Written request »
Every line holding the string "grid" should be gathered.

--- start Dataset excerpts ---

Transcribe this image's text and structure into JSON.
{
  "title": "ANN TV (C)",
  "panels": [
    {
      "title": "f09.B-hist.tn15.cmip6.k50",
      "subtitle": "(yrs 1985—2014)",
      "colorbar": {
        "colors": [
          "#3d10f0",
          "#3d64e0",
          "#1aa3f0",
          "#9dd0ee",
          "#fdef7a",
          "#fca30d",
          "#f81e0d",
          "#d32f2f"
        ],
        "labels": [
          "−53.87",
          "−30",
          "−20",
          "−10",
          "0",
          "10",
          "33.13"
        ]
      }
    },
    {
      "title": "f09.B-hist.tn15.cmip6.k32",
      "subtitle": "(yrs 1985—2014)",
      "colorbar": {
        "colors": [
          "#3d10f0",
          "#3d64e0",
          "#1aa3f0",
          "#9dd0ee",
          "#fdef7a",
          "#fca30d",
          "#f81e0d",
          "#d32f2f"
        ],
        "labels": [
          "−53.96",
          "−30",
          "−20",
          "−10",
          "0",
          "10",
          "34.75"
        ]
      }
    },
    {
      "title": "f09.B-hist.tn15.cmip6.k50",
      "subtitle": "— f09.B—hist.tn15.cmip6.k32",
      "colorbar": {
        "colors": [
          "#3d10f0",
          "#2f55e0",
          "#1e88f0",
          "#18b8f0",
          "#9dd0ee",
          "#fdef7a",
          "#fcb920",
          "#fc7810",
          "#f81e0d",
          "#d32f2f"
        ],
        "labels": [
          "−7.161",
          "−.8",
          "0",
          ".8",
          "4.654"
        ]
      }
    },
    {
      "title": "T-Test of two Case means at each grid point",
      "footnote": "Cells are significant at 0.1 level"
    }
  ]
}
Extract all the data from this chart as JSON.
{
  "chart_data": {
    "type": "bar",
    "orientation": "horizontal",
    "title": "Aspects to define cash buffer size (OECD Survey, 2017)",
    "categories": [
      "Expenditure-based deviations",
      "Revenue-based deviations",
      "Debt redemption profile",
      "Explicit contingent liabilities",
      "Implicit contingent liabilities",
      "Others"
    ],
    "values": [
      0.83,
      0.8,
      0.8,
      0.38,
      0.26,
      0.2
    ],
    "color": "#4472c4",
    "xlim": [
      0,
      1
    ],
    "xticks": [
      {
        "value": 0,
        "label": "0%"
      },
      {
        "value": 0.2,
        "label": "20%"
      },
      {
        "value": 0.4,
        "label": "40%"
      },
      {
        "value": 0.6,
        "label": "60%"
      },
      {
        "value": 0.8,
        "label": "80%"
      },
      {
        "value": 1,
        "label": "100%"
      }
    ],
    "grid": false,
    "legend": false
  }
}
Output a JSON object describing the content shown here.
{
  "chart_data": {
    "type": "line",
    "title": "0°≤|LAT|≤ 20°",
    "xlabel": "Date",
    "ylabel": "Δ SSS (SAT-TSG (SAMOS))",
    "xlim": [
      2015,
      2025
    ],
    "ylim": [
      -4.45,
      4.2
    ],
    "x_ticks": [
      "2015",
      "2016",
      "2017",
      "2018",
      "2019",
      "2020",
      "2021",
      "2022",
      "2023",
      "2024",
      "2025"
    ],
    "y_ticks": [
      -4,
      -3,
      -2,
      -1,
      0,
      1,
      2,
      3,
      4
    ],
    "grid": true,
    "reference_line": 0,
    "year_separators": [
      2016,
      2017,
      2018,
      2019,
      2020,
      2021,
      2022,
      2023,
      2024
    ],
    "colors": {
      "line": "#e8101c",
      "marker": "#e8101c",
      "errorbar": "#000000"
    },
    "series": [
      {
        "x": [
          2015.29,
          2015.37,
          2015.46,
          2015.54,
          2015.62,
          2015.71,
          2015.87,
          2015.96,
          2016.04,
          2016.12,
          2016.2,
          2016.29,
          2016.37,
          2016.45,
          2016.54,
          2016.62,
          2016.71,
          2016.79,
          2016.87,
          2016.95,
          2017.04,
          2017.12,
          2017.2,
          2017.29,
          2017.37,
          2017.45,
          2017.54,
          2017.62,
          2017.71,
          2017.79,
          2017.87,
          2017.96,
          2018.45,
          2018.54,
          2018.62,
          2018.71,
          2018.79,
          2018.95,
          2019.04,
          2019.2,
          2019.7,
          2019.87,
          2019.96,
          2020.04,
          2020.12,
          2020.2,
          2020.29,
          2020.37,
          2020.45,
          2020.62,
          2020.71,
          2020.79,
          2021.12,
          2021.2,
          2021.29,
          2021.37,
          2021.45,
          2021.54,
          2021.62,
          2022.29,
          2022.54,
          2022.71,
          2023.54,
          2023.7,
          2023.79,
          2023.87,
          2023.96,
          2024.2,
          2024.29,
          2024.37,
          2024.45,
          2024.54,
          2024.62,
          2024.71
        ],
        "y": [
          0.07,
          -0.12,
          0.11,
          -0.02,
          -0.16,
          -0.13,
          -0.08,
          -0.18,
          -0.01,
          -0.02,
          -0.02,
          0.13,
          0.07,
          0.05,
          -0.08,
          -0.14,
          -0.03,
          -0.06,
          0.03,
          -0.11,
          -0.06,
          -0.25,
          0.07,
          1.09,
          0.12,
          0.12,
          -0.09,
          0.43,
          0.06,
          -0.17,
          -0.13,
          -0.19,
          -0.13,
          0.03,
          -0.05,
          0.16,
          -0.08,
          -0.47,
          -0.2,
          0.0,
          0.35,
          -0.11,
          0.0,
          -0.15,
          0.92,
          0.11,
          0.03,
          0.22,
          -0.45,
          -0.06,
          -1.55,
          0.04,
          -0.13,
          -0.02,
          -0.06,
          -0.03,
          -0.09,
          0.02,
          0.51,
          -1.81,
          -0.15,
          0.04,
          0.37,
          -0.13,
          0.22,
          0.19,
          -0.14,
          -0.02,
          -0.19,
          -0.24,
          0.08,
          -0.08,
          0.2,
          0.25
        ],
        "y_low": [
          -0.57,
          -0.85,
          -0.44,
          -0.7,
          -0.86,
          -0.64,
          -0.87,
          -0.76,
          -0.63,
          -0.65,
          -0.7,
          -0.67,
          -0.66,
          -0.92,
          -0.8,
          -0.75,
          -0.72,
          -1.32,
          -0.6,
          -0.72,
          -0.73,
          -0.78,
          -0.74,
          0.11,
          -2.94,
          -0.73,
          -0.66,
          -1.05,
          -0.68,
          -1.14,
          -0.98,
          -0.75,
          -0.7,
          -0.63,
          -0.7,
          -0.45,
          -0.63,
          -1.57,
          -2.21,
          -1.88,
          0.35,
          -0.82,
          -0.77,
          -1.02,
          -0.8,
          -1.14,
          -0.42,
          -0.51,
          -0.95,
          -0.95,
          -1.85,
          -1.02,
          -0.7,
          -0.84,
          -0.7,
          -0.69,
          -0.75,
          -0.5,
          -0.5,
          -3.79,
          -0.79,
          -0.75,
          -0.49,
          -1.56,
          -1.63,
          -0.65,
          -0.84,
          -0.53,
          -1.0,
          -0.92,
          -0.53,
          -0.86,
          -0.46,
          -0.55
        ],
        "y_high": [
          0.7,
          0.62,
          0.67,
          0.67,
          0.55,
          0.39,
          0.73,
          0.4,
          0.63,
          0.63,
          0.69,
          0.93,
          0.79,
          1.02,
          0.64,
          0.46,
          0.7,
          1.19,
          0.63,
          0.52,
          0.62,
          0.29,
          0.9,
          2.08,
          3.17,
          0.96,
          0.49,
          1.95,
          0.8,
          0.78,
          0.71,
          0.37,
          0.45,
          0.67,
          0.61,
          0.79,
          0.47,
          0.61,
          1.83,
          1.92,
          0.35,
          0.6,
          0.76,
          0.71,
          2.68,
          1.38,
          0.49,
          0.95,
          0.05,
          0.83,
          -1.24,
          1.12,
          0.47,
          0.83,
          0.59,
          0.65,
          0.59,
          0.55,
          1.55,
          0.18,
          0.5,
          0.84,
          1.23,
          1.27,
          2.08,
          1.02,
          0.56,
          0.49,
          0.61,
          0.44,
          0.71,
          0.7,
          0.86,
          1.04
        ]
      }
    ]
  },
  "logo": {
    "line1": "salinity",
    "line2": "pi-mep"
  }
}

--- end Dataset excerpts ---

Finished answer »
      "title": "T-Test of two Case means at each grid point",
    "grid": false,
    "grid": true,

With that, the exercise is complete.